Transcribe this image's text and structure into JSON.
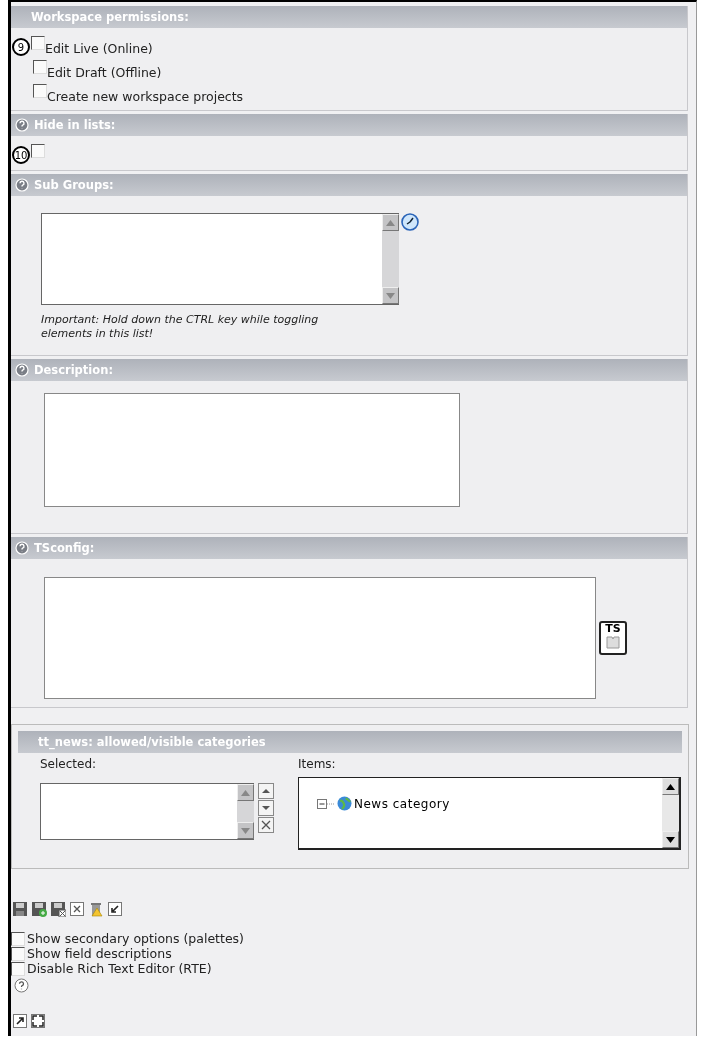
{
  "sections": [
    {
      "kind": "checkboxes",
      "title": "Workspace permissions:",
      "help": false,
      "marker": "9",
      "options": [
        {
          "label": "Edit Live (Online)",
          "checked": false
        },
        {
          "label": "Edit Draft (Offline)",
          "checked": false
        },
        {
          "label": "Create new workspace projects",
          "checked": false
        }
      ]
    },
    {
      "kind": "checkboxes",
      "title": "Hide in lists:",
      "help": true,
      "marker": "10",
      "options": [
        {
          "checked": false
        }
      ]
    },
    {
      "kind": "multiselect",
      "title": "Sub Groups:",
      "help": true,
      "note": "Important: Hold down the CTRL key while toggling elements in this list!"
    },
    {
      "kind": "textarea",
      "title": "Description:",
      "help": true
    },
    {
      "kind": "textarea",
      "title": "TSconfig:",
      "help": true,
      "badge": "TS"
    }
  ],
  "categories": {
    "title": "tt_news: allowed/visible categories",
    "selected_label": "Selected:",
    "items_label": "Items:",
    "items": [
      {
        "label": "News category",
        "expanded": true
      }
    ]
  },
  "options": [
    {
      "label": "Show secondary options (palettes)",
      "checked": false
    },
    {
      "label": "Show field descriptions",
      "checked": false
    },
    {
      "label": "Disable Rich Text Editor (RTE)",
      "checked": false
    }
  ]
}
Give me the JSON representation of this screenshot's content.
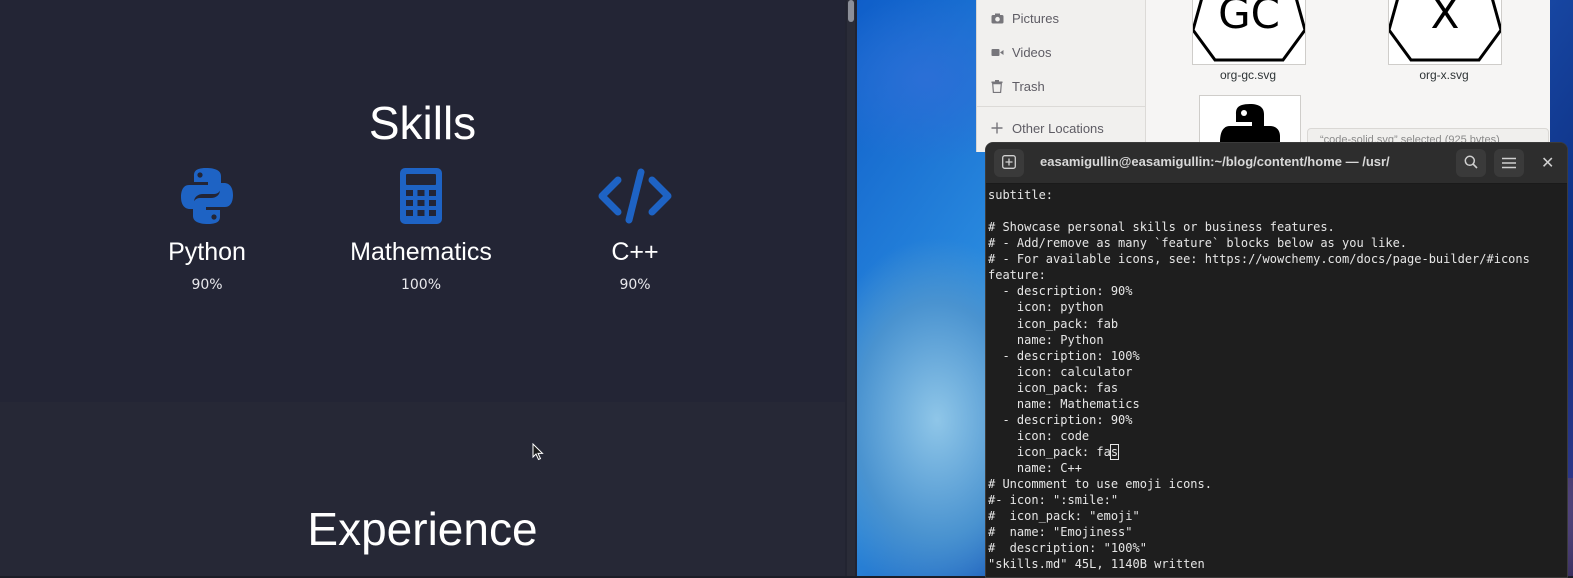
{
  "browser": {
    "skills_title": "Skills",
    "experience_title": "Experience",
    "features": [
      {
        "name": "Python",
        "description": "90%",
        "icon": "python-icon"
      },
      {
        "name": "Mathematics",
        "description": "100%",
        "icon": "calculator-icon"
      },
      {
        "name": "C++",
        "description": "90%",
        "icon": "code-icon"
      }
    ],
    "icon_color": "#1e63c4"
  },
  "file_manager": {
    "sidebar": [
      {
        "label": "Pictures",
        "icon": "camera-icon"
      },
      {
        "label": "Videos",
        "icon": "video-icon"
      },
      {
        "label": "Trash",
        "icon": "trash-icon"
      },
      {
        "label": "Other Locations",
        "icon": "plus-icon"
      }
    ],
    "files": [
      {
        "name": "org-gc.svg",
        "glyph": "GC"
      },
      {
        "name": "org-x.svg",
        "glyph": "X"
      }
    ],
    "status": "“code-solid.svg” selected (925 bytes)"
  },
  "terminal": {
    "title": "easamigullin@easamigullin:~/blog/content/home — /usr/libexe...",
    "lines": [
      "subtitle:",
      "",
      "# Showcase personal skills or business features.",
      "# - Add/remove as many `feature` blocks below as you like.",
      "# - For available icons, see: https://wowchemy.com/docs/page-builder/#icons",
      "feature:",
      "  - description: 90%",
      "    icon: python",
      "    icon_pack: fab",
      "    name: Python",
      "  - description: 100%",
      "    icon: calculator",
      "    icon_pack: fas",
      "    name: Mathematics",
      "  - description: 90%",
      "    icon: code",
      "    icon_pack: fa",
      "    name: C++",
      "# Uncomment to use emoji icons.",
      "#- icon: \":smile:\"",
      "#  icon_pack: \"emoji\"",
      "#  name: \"Emojiness\"",
      "#  description: \"100%\"",
      "\"skills.md\" 45L, 1140B written"
    ],
    "caret_char": "s"
  }
}
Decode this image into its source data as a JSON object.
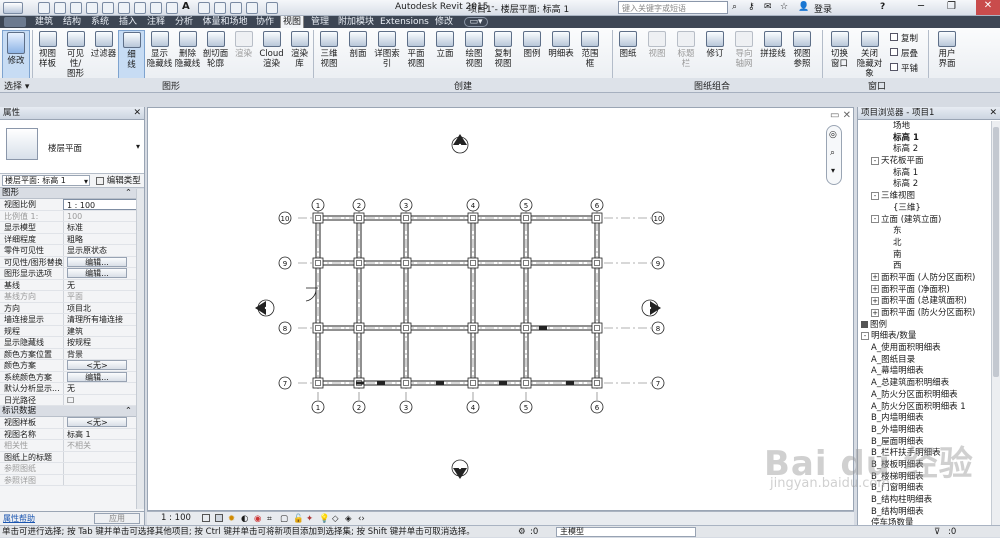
{
  "app": {
    "title": "Autodesk Revit 2015 -",
    "document": "项目1 - 楼层平面: 标高 1",
    "search_placeholder": "键入关键字或短语",
    "login_label": "登录",
    "help_label": "?"
  },
  "tabs": [
    "建筑",
    "结构",
    "系统",
    "插入",
    "注释",
    "分析",
    "体量和场地",
    "协作",
    "视图",
    "管理",
    "附加模块",
    "Extensions",
    "修改"
  ],
  "active_tab": "视图",
  "ribbon": {
    "modify": "修改",
    "select_label": "选择 ▾",
    "graphics_buttons": [
      {
        "label": "视图\n样板",
        "dim": false
      },
      {
        "label": "可见性/\n图形",
        "dim": false
      },
      {
        "label": "过滤器",
        "dim": false
      },
      {
        "label": "细\n线",
        "dim": false,
        "selected": true
      },
      {
        "label": "显示\n隐藏线",
        "dim": false
      },
      {
        "label": "删除\n隐藏线",
        "dim": false
      },
      {
        "label": "剖切面\n轮廓",
        "dim": false
      },
      {
        "label": "渲染",
        "dim": true
      },
      {
        "label": "Cloud\n渲染",
        "dim": false
      },
      {
        "label": "渲染\n库",
        "dim": false
      }
    ],
    "create_buttons": [
      {
        "label": "三维\n视图",
        "dim": false
      },
      {
        "label": "剖面",
        "dim": false
      },
      {
        "label": "详图索引",
        "dim": false
      },
      {
        "label": "平面\n视图",
        "dim": false
      },
      {
        "label": "立面",
        "dim": false
      },
      {
        "label": "绘图\n视图",
        "dim": false
      },
      {
        "label": "复制\n视图",
        "dim": false
      },
      {
        "label": "图例",
        "dim": false
      },
      {
        "label": "明细表",
        "dim": false
      },
      {
        "label": "范围\n框",
        "dim": false
      }
    ],
    "sheet_buttons": [
      {
        "label": "图纸",
        "dim": false
      },
      {
        "label": "视图",
        "dim": true
      },
      {
        "label": "标题\n栏",
        "dim": true
      },
      {
        "label": "修订",
        "dim": false
      },
      {
        "label": "导向\n轴网",
        "dim": true
      },
      {
        "label": "拼接线",
        "dim": false
      },
      {
        "label": "视图\n参照",
        "dim": false
      }
    ],
    "window_buttons": [
      {
        "label": "切换\n窗口",
        "dim": false
      },
      {
        "label": "关闭\n隐藏对象",
        "dim": false
      }
    ],
    "window_small": [
      "复制",
      "层叠",
      "平铺"
    ],
    "ui_button": "用户\n界面",
    "groups": {
      "graphics": "图形",
      "create": "创建",
      "sheet": "图纸组合",
      "window": "窗口"
    }
  },
  "properties": {
    "header": "属性",
    "type_name": "楼层平面",
    "instance_selector": "楼层平面: 标高 1",
    "edit_type": "编辑类型",
    "sections": [
      {
        "name": "图形",
        "rows": [
          {
            "k": "视图比例",
            "v": "1 : 100",
            "input": true
          },
          {
            "k": "比例值 1:",
            "v": "100",
            "dis": true
          },
          {
            "k": "显示模型",
            "v": "标准"
          },
          {
            "k": "详细程度",
            "v": "粗略"
          },
          {
            "k": "零件可见性",
            "v": "显示原状态"
          },
          {
            "k": "可见性/图形替换",
            "v": "编辑...",
            "btn": true
          },
          {
            "k": "图形显示选项",
            "v": "编辑...",
            "btn": true
          },
          {
            "k": "基线",
            "v": "无"
          },
          {
            "k": "基线方向",
            "v": "平面",
            "dis": true
          },
          {
            "k": "方向",
            "v": "项目北"
          },
          {
            "k": "墙连接显示",
            "v": "清理所有墙连接"
          },
          {
            "k": "规程",
            "v": "建筑"
          },
          {
            "k": "显示隐藏线",
            "v": "按规程"
          },
          {
            "k": "颜色方案位置",
            "v": "背景"
          },
          {
            "k": "颜色方案",
            "v": "<无>",
            "btn": true
          },
          {
            "k": "系统颜色方案",
            "v": "编辑...",
            "btn": true
          },
          {
            "k": "默认分析显示...",
            "v": "无"
          },
          {
            "k": "日光路径",
            "v": "☐"
          }
        ]
      },
      {
        "name": "标识数据",
        "rows": [
          {
            "k": "视图样板",
            "v": "<无>",
            "btn": true
          },
          {
            "k": "视图名称",
            "v": "标高 1"
          },
          {
            "k": "相关性",
            "v": "不相关",
            "dis": true
          },
          {
            "k": "图纸上的标题",
            "v": ""
          },
          {
            "k": "参照图纸",
            "v": "",
            "dis": true
          },
          {
            "k": "参照详图",
            "v": "",
            "dis": true
          }
        ]
      }
    ],
    "help_link": "属性帮助",
    "apply": "应用"
  },
  "view_bar": {
    "scale": "1 : 100"
  },
  "drawing": {
    "top_grids": [
      "1",
      "2",
      "3",
      "4",
      "5",
      "6"
    ],
    "side_grids": [
      "10",
      "9",
      "8",
      "7"
    ]
  },
  "browser": {
    "header": "项目浏览器 - 项目1",
    "items": [
      {
        "t": "场地",
        "lvl": 3
      },
      {
        "t": "标高 1",
        "lvl": 3,
        "bold": true
      },
      {
        "t": "标高 2",
        "lvl": 3
      },
      {
        "t": "天花板平面",
        "lvl": 2,
        "tog": "-"
      },
      {
        "t": "标高 1",
        "lvl": 3
      },
      {
        "t": "标高 2",
        "lvl": 3
      },
      {
        "t": "三维视图",
        "lvl": 2,
        "tog": "-"
      },
      {
        "t": "{三维}",
        "lvl": 3
      },
      {
        "t": "立面 (建筑立面)",
        "lvl": 2,
        "tog": "-"
      },
      {
        "t": "东",
        "lvl": 3
      },
      {
        "t": "北",
        "lvl": 3
      },
      {
        "t": "南",
        "lvl": 3
      },
      {
        "t": "西",
        "lvl": 3
      },
      {
        "t": "面积平面 (人防分区面积)",
        "lvl": 2,
        "tog": "+"
      },
      {
        "t": "面积平面 (净面积)",
        "lvl": 2,
        "tog": "+"
      },
      {
        "t": "面积平面 (总建筑面积)",
        "lvl": 2,
        "tog": "+"
      },
      {
        "t": "面积平面 (防火分区面积)",
        "lvl": 2,
        "tog": "+"
      },
      {
        "t": "图例",
        "lvl": 1,
        "tog": "■"
      },
      {
        "t": "明细表/数量",
        "lvl": 1,
        "tog": "-"
      },
      {
        "t": "A_使用面积明细表",
        "lvl": 2
      },
      {
        "t": "A_图纸目录",
        "lvl": 2
      },
      {
        "t": "A_幕墙明细表",
        "lvl": 2
      },
      {
        "t": "A_总建筑面积明细表",
        "lvl": 2
      },
      {
        "t": "A_防火分区面积明细表",
        "lvl": 2
      },
      {
        "t": "A_防火分区面积明细表 1",
        "lvl": 2
      },
      {
        "t": "B_内墙明细表",
        "lvl": 2
      },
      {
        "t": "B_外墙明细表",
        "lvl": 2
      },
      {
        "t": "B_屋面明细表",
        "lvl": 2
      },
      {
        "t": "B_栏杆扶手明细表",
        "lvl": 2
      },
      {
        "t": "B_楼板明细表",
        "lvl": 2
      },
      {
        "t": "B_楼梯明细表",
        "lvl": 2
      },
      {
        "t": "B_门窗明细表",
        "lvl": 2
      },
      {
        "t": "B_结构柱明细表",
        "lvl": 2
      },
      {
        "t": "B_结构明细表",
        "lvl": 2
      },
      {
        "t": "停车场数量",
        "lvl": 2
      }
    ]
  },
  "status": {
    "text": "单击可进行选择; 按 Tab 键并单击可选择其他项目; 按 Ctrl 键并单击可将新项目添加到选择集; 按 Shift 键并单击可取消选择。",
    "zero": ":0",
    "model": "主模型"
  },
  "watermark": {
    "text": "Bai du 经验",
    "url": "jingyan.baidu.com"
  }
}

▶ Request
Identify each line in the records above containing the word "icons"; copy those lines.

▶ Result of this task
      "# - For available icons, see: https://wowchemy.com/docs/page-builder/#icons",
      "# Uncomment to use emoji icons.",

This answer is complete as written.